[start of RECORDS TO USE]
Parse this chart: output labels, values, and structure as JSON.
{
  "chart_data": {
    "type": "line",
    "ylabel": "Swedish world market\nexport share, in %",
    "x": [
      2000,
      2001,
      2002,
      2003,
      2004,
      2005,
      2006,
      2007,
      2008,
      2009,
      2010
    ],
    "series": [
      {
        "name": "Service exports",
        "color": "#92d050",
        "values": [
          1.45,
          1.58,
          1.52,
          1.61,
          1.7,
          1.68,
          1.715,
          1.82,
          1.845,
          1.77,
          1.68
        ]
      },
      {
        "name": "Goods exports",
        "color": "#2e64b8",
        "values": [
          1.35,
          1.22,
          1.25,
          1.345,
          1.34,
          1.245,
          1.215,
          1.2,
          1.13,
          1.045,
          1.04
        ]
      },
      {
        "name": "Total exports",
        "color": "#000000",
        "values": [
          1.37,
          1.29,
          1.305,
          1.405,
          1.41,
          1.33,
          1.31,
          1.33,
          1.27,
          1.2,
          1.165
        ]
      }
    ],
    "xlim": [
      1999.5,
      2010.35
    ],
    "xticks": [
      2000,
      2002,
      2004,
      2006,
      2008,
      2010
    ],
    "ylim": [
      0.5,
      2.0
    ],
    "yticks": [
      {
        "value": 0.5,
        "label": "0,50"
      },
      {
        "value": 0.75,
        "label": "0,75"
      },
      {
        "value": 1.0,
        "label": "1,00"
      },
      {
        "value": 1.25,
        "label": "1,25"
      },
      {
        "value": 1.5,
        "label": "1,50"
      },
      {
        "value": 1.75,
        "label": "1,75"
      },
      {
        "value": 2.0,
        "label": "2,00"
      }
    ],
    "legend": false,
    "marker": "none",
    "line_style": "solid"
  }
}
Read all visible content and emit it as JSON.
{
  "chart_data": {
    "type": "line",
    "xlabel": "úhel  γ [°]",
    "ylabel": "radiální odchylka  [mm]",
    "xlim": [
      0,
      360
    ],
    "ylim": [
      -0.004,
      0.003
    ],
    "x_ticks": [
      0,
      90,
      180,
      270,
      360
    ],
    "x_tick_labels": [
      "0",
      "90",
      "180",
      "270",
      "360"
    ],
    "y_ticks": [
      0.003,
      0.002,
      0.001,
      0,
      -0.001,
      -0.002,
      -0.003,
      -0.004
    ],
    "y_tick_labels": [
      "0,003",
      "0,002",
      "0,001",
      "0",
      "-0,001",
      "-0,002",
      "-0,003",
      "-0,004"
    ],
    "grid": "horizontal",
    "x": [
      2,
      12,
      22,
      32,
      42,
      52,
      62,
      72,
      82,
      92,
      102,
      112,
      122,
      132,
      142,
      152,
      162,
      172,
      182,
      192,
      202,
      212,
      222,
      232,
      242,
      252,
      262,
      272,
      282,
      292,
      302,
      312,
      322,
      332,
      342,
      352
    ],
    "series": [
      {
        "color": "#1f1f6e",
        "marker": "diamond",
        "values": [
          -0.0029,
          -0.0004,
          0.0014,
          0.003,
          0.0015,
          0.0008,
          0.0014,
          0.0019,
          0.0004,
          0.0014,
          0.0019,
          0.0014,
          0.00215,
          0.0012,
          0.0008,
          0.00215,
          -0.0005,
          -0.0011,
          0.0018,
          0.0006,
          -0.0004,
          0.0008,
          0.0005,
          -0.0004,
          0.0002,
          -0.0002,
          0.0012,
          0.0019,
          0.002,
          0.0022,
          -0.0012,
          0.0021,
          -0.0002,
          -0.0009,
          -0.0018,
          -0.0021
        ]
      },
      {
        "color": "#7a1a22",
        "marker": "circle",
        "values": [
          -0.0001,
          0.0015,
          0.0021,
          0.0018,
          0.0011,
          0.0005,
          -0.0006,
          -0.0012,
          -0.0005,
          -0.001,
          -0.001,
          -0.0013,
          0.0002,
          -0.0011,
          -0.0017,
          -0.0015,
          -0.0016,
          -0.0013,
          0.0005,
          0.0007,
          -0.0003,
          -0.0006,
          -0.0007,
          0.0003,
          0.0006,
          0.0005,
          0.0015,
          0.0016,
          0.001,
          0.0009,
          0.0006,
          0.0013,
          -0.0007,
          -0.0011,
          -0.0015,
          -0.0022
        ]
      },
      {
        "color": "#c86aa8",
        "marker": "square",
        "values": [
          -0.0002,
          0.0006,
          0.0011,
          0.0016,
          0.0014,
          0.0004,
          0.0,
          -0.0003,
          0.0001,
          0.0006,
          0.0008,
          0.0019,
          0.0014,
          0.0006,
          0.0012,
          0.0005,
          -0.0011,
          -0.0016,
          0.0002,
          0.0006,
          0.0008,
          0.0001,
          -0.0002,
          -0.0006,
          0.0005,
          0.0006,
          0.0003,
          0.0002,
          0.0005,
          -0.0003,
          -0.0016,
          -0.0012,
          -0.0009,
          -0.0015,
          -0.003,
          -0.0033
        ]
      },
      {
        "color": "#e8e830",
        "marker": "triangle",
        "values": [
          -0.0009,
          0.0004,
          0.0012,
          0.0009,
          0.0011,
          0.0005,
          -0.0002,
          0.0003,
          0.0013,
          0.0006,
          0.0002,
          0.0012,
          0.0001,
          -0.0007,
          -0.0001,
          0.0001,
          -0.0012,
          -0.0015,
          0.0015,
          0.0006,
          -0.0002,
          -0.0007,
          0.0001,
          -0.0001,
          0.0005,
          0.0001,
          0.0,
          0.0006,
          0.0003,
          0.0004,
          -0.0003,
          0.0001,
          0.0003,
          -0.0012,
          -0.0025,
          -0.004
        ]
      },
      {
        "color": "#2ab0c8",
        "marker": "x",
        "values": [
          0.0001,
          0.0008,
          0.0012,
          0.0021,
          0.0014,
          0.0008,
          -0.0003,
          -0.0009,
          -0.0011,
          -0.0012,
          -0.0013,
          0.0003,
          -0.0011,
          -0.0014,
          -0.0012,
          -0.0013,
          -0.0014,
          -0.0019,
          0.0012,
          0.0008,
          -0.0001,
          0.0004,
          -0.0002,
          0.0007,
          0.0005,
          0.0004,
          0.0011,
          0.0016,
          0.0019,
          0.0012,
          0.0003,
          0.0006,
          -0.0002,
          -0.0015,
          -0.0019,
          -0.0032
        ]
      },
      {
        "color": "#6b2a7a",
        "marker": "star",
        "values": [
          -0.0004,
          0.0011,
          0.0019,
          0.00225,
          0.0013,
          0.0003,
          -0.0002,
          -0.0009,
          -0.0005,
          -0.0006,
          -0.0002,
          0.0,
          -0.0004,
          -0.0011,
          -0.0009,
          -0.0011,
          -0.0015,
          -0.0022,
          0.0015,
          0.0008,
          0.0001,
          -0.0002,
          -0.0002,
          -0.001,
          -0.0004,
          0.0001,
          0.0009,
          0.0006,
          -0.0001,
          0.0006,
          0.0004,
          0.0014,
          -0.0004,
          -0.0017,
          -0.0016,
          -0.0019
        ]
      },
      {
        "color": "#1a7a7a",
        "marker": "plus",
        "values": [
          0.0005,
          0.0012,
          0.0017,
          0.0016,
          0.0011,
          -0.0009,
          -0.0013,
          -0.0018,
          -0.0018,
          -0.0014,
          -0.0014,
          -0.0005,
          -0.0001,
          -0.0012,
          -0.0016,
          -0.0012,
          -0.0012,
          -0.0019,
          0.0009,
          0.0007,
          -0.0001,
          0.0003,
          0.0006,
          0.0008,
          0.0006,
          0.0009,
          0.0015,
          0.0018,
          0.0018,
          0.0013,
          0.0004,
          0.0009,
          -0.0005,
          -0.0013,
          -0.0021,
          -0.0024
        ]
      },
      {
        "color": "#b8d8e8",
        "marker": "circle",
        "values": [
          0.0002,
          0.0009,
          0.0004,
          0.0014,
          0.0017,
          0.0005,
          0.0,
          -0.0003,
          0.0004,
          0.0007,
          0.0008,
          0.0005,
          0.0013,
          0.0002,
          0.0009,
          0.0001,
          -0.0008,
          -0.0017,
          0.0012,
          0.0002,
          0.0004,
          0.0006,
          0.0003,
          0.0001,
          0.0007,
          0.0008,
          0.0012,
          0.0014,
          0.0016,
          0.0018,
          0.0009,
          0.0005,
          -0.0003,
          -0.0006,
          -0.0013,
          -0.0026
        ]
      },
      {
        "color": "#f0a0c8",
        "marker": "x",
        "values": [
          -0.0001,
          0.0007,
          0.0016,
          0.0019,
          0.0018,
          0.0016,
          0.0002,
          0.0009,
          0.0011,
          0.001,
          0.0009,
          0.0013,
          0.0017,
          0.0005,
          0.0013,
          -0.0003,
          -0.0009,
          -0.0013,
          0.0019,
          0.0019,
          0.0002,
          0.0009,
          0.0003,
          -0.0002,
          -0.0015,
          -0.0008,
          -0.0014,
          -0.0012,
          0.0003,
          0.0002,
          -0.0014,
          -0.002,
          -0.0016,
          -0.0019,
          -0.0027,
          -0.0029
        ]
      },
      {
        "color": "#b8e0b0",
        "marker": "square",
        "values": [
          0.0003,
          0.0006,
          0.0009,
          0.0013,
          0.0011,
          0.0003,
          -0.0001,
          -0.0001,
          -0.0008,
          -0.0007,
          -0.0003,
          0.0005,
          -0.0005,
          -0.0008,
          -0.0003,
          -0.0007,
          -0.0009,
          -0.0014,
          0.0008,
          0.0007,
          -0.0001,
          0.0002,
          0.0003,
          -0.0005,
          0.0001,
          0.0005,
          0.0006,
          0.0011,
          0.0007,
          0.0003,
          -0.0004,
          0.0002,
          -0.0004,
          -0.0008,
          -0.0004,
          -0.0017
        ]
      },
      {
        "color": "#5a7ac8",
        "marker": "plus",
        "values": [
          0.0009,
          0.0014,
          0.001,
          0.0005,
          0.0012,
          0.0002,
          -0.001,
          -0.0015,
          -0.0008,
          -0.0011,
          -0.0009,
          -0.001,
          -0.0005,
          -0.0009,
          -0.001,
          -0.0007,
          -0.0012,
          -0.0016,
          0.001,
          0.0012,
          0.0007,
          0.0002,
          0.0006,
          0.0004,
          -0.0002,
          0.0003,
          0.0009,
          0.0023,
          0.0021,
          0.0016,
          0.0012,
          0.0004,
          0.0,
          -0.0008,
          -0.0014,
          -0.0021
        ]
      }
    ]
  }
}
[end of RECORDS TO USE]
WHAT TO WORK ON: Search the entries for the word "ylabel" and gather every line where it appears.

FULL OUTPUT:
    "ylabel": "Swedish world market\nexport share, in %",
    "ylabel": "radiální odchylka  [mm]",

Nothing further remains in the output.